• _WRITTEN REQUEST_:
Retype each entry below exactly as it stands.

• _GIVEN DATA_:
━━━━━━━━
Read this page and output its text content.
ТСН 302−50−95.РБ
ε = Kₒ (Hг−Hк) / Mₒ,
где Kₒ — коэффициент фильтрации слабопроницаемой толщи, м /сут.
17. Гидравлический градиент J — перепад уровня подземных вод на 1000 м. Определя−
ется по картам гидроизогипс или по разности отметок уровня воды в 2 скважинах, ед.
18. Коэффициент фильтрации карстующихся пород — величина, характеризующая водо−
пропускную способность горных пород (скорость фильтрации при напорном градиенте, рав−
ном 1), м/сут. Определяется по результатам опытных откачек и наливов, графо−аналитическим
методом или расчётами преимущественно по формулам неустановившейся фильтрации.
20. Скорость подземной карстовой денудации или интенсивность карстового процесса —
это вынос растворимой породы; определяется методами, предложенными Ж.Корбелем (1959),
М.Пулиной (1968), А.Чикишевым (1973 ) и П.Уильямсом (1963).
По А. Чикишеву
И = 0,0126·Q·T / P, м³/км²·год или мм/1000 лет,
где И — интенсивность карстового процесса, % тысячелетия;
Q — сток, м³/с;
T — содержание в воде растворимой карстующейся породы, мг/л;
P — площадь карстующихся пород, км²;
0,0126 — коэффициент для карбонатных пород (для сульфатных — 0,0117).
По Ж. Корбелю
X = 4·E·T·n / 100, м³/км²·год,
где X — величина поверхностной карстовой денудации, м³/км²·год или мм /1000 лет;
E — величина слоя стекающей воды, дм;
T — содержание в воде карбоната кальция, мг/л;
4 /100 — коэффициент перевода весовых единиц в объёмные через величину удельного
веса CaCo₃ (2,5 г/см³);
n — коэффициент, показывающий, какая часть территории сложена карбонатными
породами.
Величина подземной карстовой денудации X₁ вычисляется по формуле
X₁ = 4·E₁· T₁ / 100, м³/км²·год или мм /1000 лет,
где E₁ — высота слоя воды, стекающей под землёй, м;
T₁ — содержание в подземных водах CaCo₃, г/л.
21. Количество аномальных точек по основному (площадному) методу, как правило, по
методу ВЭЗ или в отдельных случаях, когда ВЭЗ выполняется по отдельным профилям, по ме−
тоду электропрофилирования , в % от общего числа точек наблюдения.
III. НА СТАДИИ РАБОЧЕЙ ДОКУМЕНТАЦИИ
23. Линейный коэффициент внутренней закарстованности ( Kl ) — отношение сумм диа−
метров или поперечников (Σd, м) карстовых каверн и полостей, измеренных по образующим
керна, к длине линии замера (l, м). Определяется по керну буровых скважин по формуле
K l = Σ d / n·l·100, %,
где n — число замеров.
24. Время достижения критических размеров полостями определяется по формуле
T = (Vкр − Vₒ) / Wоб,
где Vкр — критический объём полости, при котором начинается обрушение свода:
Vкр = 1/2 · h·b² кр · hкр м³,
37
━━━━━━━━
• _RESULT_:
Read this page and output its text content.
ТСН 302−50−95.РБ
ε = Kₒ (Hг−Hк) / Mₒ,
где Kₒ — коэффициент фильтрации слабопроницаемой толщи, м /сут.
17. Гидравлический градиент J — перепад уровня подземных вод на 1000 м. Определя−
ется по картам гидроизогипс или по разности отметок уровня воды в 2 скважинах, ед.
18. Коэффициент фильтрации карстующихся пород — величина, характеризующая водо−
пропускную способность горных пород (скорость фильтрации при напорном градиенте, рав−
ном 1), м/сут. Определяется по результатам опытных откачек и наливов, графо−аналитическим
методом или расчётами преимущественно по формулам неустановившейся фильтрации.
20. Скорость подземной карстовой денудации или интенсивность карстового процесса —
это вынос растворимой породы; определяется методами, предложенными Ж.Корбелем (1959),
М.Пулиной (1968), А.Чикишевым (1973 ) и П.Уильямсом (1963).
По А. Чикишеву
И = 0,0126·Q·T / P, м³/км²·год или мм/1000 лет,
где И — интенсивность карстового процесса, % тысячелетия;
Q — сток, м³/с;
T — содержание в воде растворимой карстующейся породы, мг/л;
P — площадь карстующихся пород, км²;
0,0126 — коэффициент для карбонатных пород (для сульфатных — 0,0117).
По Ж. Корбелю
X = 4·E·T·n / 100, м³/км²·год,
где X — величина поверхностной карстовой денудации, м³/км²·год или мм /1000 лет;
E — величина слоя стекающей воды, дм;
T — содержание в воде карбоната кальция, мг/л;
4 /100 — коэффициент перевода весовых единиц в объёмные через величину удельного
веса CaCo₃ (2,5 г/см³);
n — коэффициент, показывающий, какая часть территории сложена карбонатными
породами.
Величина подземной карстовой денудации X₁ вычисляется по формуле
X₁ = 4·E₁· T₁ / 100, м³/км²·год или мм /1000 лет,
где E₁ — высота слоя воды, стекающей под землёй, м;
T₁ — содержание в подземных водах CaCo₃, г/л.
21. Количество аномальных точек по основному (площадному) методу, как правило, по
методу ВЭЗ или в отдельных случаях, когда ВЭЗ выполняется по отдельным профилям, по ме−
тоду электропрофилирования , в % от общего числа точек наблюдения.
III. НА СТАДИИ РАБОЧЕЙ ДОКУМЕНТАЦИИ
23. Линейный коэффициент внутренней закарстованности ( Kl ) — отношение сумм диа−
метров или поперечников (Σd, м) карстовых каверн и полостей, измеренных по образующим
керна, к длине линии замера (l, м). Определяется по керну буровых скважин по формуле
K l = Σ d / n·l·100, %,
где n — число замеров.
24. Время достижения критических размеров полостями определяется по формуле
T = (Vкр − Vₒ) / Wоб,
где Vкр — критический объём полости, при котором начинается обрушение свода:
Vкр = 1/2 · h·b² кр · hкр м³,
37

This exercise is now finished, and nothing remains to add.